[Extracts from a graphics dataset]
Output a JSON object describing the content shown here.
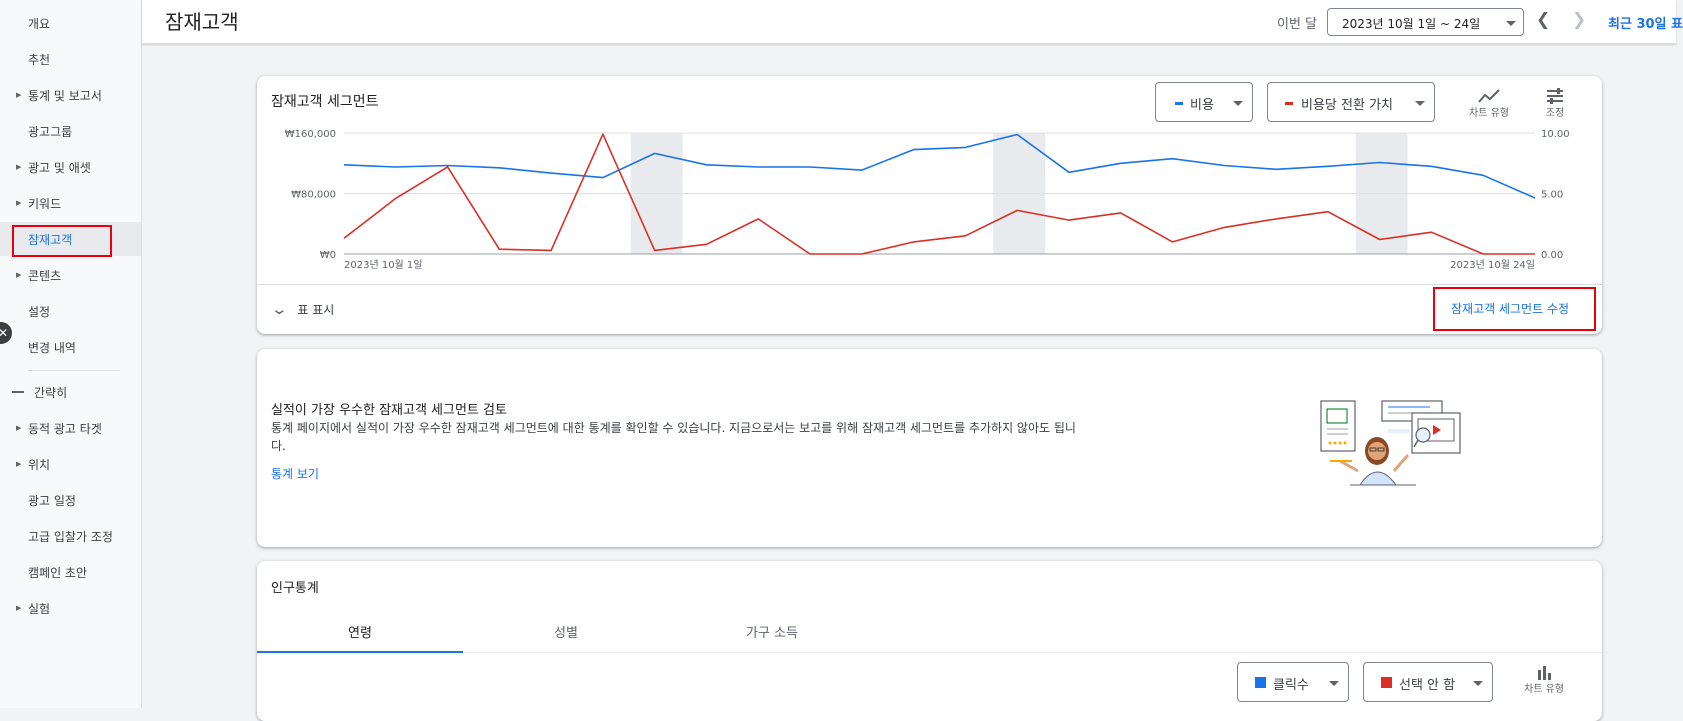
{
  "sidebar": {
    "items": [
      {
        "label": "개요",
        "arrow": false
      },
      {
        "label": "추천",
        "arrow": false
      },
      {
        "label": "통계 및 보고서",
        "arrow": true
      },
      {
        "label": "광고그룹",
        "arrow": false
      },
      {
        "label": "광고 및 애셋",
        "arrow": true
      },
      {
        "label": "키워드",
        "arrow": true
      },
      {
        "label": "잠재고객",
        "arrow": false,
        "active": true
      },
      {
        "label": "콘텐츠",
        "arrow": true
      },
      {
        "label": "설정",
        "arrow": false
      },
      {
        "label": "변경 내역",
        "arrow": false
      }
    ],
    "collapse_label": "간략히",
    "more_items": [
      {
        "label": "동적 광고 타겟",
        "arrow": true
      },
      {
        "label": "위치",
        "arrow": true
      },
      {
        "label": "광고 일정",
        "arrow": false
      },
      {
        "label": "고급 입찰가 조정",
        "arrow": false
      },
      {
        "label": "캠페인 초안",
        "arrow": false
      },
      {
        "label": "실험",
        "arrow": true
      }
    ]
  },
  "header": {
    "title": "잠재고객",
    "period_label": "이번 달",
    "date_range": "2023년 10월 1일 ~ 24일",
    "prev_icon": "chevron-left-icon",
    "next_icon": "chevron-right-icon",
    "recent_label": "최근 30일 표"
  },
  "segment_card": {
    "title": "잠재고객 세그먼트",
    "metric1": {
      "label": "비용",
      "color": "#1a73e8"
    },
    "metric2": {
      "label": "비용당 전환 가치",
      "color": "#d93025"
    },
    "chart_type_label": "차트 유형",
    "adjust_label": "조정",
    "show_table_label": "표 표시",
    "edit_link": "잠재고객 세그먼트 수정"
  },
  "chart_data": {
    "type": "line",
    "x_start_label": "2023년 10월 1일",
    "x_end_label": "2023년 10월 24일",
    "x": [
      1,
      2,
      3,
      4,
      5,
      6,
      7,
      8,
      9,
      10,
      11,
      12,
      13,
      14,
      15,
      16,
      17,
      18,
      19,
      20,
      21,
      22,
      23,
      24
    ],
    "left_axis": {
      "ticks": [
        "₩0",
        "₩80,000",
        "₩160,000"
      ],
      "ylim": [
        0,
        160000
      ]
    },
    "right_axis": {
      "ticks": [
        "0.00",
        "5.00",
        "10.00"
      ],
      "ylim": [
        0,
        10
      ]
    },
    "shaded_days": [
      7,
      14,
      21
    ],
    "grid": true,
    "series": [
      {
        "name": "비용",
        "axis": "left",
        "color": "#1a73e8",
        "values": [
          118000,
          115000,
          117000,
          114000,
          107000,
          101000,
          133000,
          118000,
          115000,
          115000,
          111000,
          138000,
          141000,
          158000,
          108000,
          120000,
          126000,
          117000,
          112000,
          116000,
          121000,
          116000,
          104000,
          74000
        ]
      },
      {
        "name": "비용당 전환 가치",
        "axis": "right",
        "color": "#d93025",
        "values": [
          1.3,
          4.6,
          7.2,
          0.4,
          0.3,
          9.9,
          0.3,
          0.8,
          2.9,
          0.0,
          0.0,
          1.0,
          1.5,
          3.6,
          2.8,
          3.4,
          1.0,
          2.2,
          2.9,
          3.5,
          1.2,
          1.8,
          0.0,
          0.0
        ]
      }
    ]
  },
  "review_card": {
    "title": "실적이 가장 우수한 잠재고객 세그먼트 검토",
    "body_line1": "통계 페이지에서 실적이 가장 우수한 잠재고객 세그먼트에 대한 통계를 확인할 수 있습니다. 지금으로서는 보고를 위해 잠재고객 세그먼트를 추가하지 않아도 됩니",
    "body_line2": "다.",
    "link": "통계 보기"
  },
  "demo_card": {
    "title": "인구통계",
    "tabs": [
      "연령",
      "성별",
      "가구 소득"
    ],
    "metric1": {
      "label": "클릭수",
      "color": "#1a73e8"
    },
    "metric2": {
      "label": "선택 안 함",
      "color": "#d93025"
    },
    "chart_type_label": "차트 유형"
  }
}
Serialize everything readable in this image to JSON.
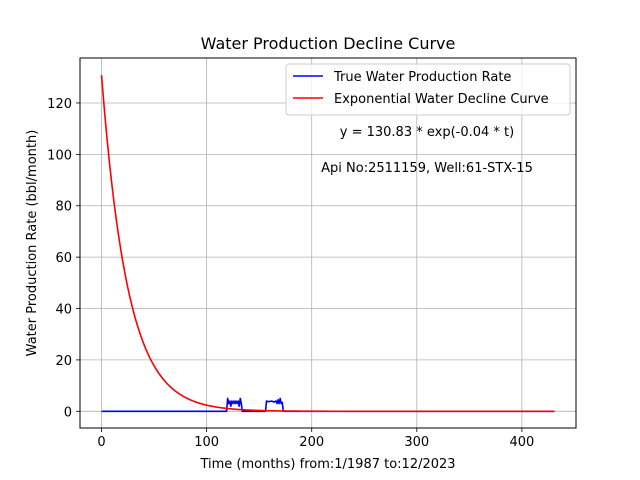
{
  "chart_data": {
    "type": "line",
    "title": "Water Production Decline Curve",
    "xlabel": "Time (months) from:1/1987 to:12/2023",
    "ylabel": "Water Production Rate (bbl/month)",
    "xlim": [
      -20.5,
      451.5
    ],
    "ylim": [
      -6.5,
      137.5
    ],
    "xticks": [
      0,
      100,
      200,
      300,
      400
    ],
    "yticks": [
      0,
      20,
      40,
      60,
      80,
      100,
      120
    ],
    "grid": true,
    "legend_position": "upper right",
    "annotations": [
      "y = 130.83 * exp(-0.04 * t)",
      "Api No:2511159, Well:61-STX-15"
    ],
    "series": [
      {
        "name": "True Water Production Rate",
        "color": "#0000ff",
        "points": [
          [
            0,
            0
          ],
          [
            119,
            0
          ],
          [
            120,
            5
          ],
          [
            121,
            3
          ],
          [
            122,
            4
          ],
          [
            123,
            2
          ],
          [
            124,
            4
          ],
          [
            125,
            3
          ],
          [
            126,
            4
          ],
          [
            127,
            3
          ],
          [
            128,
            4
          ],
          [
            129,
            3
          ],
          [
            130,
            4
          ],
          [
            131,
            2
          ],
          [
            132,
            5
          ],
          [
            133,
            3
          ],
          [
            134,
            0
          ],
          [
            156,
            0
          ],
          [
            157,
            4
          ],
          [
            158,
            3.8
          ],
          [
            160,
            3.8
          ],
          [
            162,
            4
          ],
          [
            164,
            3.6
          ],
          [
            166,
            4
          ],
          [
            167,
            3
          ],
          [
            168,
            4.5
          ],
          [
            169,
            3
          ],
          [
            170,
            5
          ],
          [
            171,
            3
          ],
          [
            172,
            3.5
          ],
          [
            173,
            0
          ],
          [
            431,
            0
          ]
        ]
      },
      {
        "name": "Exponential Water Decline Curve",
        "color": "#ff0000",
        "model": {
          "a": 130.83,
          "b": 0.04,
          "t_start": 0,
          "t_end": 431
        }
      }
    ]
  }
}
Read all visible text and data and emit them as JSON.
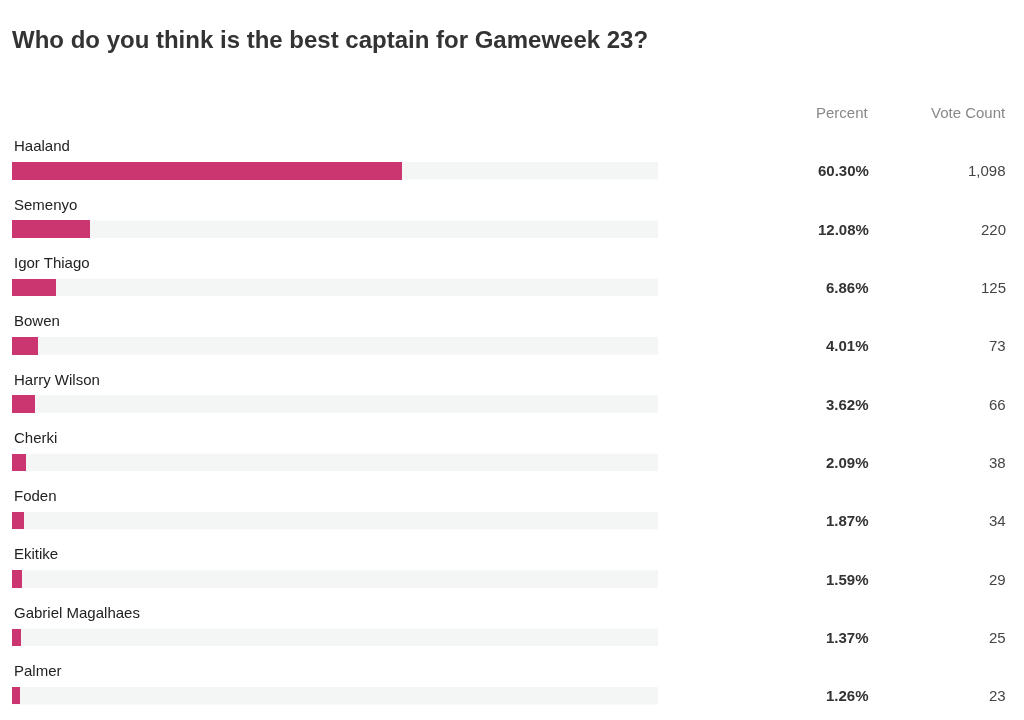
{
  "chart_data": {
    "type": "bar",
    "orientation": "horizontal",
    "title": "Who do you think is the best captain for Gameweek 23?",
    "categories": [
      "Haaland",
      "Semenyo",
      "Igor Thiago",
      "Bowen",
      "Harry Wilson",
      "Cherki",
      "Foden",
      "Ekitike",
      "Gabriel Magalhaes",
      "Palmer"
    ],
    "values": [
      60.3,
      12.08,
      6.86,
      4.01,
      3.62,
      2.09,
      1.87,
      1.59,
      1.37,
      1.26
    ],
    "value_labels": [
      "60.30%",
      "12.08%",
      "6.86%",
      "4.01%",
      "3.62%",
      "2.09%",
      "1.87%",
      "1.59%",
      "1.37%",
      "1.26%"
    ],
    "color": "#cc3670",
    "xlim": [
      0,
      100
    ],
    "tick_labels": false,
    "grid": false,
    "legend": false,
    "annotations": [
      "Percent",
      "Vote Count",
      "1,098",
      "220",
      "125",
      "73",
      "66",
      "38",
      "34",
      "29",
      "25",
      "23"
    ]
  }
}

REQUEST>
Scan the material above. Copy each line that holds the word "chevron".

SOLUTION FOR THIS EXERCISE>
    "prev_icon": "chevron-left-icon",
    "next_icon": "chevron-right-icon",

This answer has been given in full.